_Instructions to follow_. Collect all lines containing the word "true" from the data.

□ □ □ □

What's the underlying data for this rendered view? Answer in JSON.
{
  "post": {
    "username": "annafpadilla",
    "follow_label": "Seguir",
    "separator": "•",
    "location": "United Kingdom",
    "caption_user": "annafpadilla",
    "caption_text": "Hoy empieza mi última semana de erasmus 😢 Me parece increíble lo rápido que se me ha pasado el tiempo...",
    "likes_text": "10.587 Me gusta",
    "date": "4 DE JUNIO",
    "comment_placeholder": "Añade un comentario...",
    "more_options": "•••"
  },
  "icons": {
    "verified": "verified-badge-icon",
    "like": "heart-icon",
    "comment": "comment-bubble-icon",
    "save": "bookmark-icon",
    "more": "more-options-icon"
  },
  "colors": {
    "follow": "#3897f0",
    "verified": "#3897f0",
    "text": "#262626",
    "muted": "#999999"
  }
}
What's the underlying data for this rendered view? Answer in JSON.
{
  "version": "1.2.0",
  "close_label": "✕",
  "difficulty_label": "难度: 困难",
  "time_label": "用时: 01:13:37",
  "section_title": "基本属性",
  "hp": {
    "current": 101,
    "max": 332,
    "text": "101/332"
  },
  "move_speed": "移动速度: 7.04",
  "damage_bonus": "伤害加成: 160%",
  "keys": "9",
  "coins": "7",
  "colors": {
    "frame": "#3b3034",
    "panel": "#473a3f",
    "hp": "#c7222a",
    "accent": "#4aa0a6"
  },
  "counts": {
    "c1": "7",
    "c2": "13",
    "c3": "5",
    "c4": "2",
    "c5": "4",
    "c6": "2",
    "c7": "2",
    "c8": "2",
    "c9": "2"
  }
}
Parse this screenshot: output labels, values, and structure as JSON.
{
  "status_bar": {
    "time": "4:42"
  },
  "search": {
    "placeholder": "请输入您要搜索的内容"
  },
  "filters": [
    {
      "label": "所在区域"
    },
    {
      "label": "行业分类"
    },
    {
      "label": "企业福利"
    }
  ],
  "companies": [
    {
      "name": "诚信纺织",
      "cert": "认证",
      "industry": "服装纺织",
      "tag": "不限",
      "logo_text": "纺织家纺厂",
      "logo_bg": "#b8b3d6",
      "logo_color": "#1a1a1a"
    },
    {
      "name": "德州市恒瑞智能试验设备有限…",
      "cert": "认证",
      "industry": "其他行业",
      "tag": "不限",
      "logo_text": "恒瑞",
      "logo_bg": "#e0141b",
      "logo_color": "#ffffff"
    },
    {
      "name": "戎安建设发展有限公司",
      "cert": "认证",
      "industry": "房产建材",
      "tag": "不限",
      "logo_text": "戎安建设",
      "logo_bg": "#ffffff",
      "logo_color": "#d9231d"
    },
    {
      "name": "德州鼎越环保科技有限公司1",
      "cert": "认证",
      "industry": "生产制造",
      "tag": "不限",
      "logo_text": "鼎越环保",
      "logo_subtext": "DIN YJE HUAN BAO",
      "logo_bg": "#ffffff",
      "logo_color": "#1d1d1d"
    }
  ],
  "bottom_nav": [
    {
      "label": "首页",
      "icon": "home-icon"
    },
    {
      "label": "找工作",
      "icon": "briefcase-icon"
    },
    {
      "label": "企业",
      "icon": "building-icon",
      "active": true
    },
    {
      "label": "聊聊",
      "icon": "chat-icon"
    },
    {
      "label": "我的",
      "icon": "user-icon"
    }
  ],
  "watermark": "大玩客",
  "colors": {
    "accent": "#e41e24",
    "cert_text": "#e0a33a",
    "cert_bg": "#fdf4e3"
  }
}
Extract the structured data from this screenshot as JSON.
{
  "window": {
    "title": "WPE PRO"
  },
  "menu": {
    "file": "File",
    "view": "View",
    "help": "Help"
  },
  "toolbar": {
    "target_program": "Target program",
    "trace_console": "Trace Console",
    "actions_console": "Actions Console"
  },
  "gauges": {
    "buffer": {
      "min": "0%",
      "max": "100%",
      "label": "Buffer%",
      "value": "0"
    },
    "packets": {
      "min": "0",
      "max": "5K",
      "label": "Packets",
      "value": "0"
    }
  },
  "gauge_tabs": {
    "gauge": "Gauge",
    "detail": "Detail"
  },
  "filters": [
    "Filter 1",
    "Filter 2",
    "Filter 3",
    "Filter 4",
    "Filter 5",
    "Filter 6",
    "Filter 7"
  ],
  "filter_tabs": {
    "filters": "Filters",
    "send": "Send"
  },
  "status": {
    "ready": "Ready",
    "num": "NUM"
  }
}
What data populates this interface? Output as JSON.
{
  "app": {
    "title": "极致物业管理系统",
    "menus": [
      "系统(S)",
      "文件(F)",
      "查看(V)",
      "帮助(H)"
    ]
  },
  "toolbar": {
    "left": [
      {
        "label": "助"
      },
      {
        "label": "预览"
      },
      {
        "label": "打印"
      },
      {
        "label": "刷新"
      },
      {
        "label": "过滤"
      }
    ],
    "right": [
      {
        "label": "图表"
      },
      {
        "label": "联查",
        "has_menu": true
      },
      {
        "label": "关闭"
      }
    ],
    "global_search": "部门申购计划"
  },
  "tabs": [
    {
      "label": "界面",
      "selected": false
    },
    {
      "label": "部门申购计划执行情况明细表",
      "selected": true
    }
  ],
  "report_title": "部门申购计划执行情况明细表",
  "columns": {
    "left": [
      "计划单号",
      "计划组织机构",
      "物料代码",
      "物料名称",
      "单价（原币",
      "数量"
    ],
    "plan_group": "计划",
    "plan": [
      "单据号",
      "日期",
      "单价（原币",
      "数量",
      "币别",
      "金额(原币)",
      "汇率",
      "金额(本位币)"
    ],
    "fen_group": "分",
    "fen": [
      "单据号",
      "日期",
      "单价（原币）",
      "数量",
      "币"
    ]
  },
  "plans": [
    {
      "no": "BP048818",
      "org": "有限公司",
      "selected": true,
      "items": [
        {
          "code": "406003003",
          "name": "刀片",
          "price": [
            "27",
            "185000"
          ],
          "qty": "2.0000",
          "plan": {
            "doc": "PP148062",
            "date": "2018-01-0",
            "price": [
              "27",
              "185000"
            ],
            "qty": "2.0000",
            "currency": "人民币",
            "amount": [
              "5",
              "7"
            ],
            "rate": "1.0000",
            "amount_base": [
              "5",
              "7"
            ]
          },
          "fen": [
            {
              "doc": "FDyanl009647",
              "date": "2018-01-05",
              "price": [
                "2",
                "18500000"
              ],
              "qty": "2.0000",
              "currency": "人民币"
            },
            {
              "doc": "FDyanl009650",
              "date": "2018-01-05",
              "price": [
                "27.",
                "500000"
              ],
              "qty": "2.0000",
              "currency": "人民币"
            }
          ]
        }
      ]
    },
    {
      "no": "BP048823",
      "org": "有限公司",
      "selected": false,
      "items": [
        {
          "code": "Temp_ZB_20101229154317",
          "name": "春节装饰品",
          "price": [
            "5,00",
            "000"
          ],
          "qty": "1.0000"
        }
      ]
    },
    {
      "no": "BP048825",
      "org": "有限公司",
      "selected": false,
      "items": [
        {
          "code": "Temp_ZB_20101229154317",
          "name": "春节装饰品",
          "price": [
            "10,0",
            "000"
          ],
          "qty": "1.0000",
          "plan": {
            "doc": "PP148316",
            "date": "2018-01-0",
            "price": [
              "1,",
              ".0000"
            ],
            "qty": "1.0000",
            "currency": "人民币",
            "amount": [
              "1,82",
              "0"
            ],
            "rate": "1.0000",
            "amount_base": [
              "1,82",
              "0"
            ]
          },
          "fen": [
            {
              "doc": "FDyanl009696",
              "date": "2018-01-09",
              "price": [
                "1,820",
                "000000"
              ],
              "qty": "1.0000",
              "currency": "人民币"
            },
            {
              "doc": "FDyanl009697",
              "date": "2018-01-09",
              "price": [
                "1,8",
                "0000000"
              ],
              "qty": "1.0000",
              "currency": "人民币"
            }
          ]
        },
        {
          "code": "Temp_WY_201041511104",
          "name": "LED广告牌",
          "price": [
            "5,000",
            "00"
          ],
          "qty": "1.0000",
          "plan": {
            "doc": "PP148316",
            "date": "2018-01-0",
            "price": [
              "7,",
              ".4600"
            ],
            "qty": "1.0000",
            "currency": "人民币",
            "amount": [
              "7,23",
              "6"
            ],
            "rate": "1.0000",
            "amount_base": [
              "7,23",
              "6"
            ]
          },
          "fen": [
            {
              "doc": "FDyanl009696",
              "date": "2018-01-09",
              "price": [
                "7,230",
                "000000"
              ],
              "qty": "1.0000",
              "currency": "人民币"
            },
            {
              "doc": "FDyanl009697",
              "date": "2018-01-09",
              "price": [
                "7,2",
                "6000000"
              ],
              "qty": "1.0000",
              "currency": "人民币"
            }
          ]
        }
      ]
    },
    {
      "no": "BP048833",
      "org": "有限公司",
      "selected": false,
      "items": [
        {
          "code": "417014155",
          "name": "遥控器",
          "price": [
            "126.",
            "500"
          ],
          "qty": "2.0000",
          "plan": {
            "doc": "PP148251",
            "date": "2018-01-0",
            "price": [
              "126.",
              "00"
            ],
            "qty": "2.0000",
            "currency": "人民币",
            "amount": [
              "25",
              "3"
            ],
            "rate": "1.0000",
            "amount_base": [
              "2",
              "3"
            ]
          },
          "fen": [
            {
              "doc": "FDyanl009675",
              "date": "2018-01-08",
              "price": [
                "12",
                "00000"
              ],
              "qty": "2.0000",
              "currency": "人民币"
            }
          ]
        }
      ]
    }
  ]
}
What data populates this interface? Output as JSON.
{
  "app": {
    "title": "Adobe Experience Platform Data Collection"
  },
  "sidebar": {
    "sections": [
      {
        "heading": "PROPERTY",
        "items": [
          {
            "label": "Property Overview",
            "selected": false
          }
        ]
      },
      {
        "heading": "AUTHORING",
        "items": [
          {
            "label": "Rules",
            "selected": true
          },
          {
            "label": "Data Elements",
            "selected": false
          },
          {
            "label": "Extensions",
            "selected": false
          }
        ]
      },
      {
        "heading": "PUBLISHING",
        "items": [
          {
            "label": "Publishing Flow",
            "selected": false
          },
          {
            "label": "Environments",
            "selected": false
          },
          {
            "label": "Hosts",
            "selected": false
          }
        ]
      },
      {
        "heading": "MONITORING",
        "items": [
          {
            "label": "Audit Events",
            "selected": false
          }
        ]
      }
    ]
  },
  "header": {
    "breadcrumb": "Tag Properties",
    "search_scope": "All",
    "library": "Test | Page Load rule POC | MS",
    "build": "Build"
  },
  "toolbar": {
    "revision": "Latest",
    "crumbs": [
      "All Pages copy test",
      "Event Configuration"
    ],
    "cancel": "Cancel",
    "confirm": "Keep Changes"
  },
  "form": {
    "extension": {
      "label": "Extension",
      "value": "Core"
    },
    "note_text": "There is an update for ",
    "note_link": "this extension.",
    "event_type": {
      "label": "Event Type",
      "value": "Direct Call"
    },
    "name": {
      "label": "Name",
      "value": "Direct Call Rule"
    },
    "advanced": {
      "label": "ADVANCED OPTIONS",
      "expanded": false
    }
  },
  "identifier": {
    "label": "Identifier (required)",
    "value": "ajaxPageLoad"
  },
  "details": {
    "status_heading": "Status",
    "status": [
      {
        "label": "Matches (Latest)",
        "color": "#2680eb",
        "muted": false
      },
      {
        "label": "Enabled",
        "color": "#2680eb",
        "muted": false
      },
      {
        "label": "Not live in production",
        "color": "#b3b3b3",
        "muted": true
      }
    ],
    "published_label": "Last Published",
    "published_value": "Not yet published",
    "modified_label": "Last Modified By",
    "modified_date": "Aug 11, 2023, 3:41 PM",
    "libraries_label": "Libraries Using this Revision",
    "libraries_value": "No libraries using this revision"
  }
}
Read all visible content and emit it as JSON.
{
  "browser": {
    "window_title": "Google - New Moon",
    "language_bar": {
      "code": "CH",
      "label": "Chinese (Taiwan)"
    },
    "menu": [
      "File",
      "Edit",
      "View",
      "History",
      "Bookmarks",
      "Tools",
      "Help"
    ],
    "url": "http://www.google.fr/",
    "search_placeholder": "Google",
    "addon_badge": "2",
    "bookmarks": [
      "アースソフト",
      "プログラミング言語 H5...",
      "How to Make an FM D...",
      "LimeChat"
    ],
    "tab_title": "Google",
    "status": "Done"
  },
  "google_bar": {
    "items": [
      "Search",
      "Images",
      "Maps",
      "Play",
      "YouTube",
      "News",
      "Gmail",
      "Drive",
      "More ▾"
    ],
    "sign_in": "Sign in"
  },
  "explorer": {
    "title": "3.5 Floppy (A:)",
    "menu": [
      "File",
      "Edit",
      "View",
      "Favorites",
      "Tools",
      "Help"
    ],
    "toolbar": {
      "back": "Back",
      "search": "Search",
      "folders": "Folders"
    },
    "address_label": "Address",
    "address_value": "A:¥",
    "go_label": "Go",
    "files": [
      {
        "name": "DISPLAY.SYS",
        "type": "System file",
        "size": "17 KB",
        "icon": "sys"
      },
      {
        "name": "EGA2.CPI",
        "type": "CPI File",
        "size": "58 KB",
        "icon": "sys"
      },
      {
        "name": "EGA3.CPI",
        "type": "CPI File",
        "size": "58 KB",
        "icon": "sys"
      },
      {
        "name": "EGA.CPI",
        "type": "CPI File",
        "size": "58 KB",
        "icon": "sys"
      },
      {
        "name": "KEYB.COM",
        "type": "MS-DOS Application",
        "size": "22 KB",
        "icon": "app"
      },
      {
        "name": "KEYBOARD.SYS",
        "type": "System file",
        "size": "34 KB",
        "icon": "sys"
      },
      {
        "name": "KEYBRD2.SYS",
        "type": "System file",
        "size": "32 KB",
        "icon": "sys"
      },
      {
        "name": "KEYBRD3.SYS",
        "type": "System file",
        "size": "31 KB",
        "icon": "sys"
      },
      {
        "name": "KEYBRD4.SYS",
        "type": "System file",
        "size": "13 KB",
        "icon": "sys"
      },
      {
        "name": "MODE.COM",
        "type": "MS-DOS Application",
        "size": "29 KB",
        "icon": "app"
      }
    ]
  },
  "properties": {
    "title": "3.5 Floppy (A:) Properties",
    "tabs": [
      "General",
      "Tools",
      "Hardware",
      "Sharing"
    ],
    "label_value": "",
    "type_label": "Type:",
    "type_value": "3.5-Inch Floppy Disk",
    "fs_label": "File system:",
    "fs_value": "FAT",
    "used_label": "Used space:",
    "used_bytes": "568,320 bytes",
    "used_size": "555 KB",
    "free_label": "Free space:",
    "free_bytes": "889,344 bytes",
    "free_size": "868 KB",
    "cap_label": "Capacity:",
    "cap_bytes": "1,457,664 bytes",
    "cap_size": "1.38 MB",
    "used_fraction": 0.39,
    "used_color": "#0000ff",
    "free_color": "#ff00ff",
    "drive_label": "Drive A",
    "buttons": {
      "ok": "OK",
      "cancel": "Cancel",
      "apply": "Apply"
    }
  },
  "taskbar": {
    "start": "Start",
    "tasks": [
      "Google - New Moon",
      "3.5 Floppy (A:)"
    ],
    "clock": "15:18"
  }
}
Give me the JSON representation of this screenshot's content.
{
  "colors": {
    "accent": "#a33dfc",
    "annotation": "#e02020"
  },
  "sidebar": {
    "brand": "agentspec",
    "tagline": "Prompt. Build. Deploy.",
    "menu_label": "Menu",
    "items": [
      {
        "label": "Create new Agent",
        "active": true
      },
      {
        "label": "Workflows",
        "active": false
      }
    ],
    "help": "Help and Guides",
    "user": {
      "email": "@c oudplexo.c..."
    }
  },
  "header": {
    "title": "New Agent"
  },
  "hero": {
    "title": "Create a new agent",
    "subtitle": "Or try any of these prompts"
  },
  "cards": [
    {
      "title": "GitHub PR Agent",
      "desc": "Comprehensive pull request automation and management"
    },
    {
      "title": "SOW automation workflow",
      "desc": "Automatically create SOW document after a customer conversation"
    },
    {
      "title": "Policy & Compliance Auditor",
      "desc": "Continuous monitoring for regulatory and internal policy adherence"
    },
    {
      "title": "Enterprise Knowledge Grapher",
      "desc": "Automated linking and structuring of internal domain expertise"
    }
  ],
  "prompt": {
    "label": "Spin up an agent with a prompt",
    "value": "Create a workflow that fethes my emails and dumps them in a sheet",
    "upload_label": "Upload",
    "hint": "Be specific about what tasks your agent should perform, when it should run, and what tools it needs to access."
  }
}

□ □ □ □

_The result_.
      "active": true
        "has_menu": true
      "selected": true
      "selected": true,
            "selected": true
        "muted": true
        "active": true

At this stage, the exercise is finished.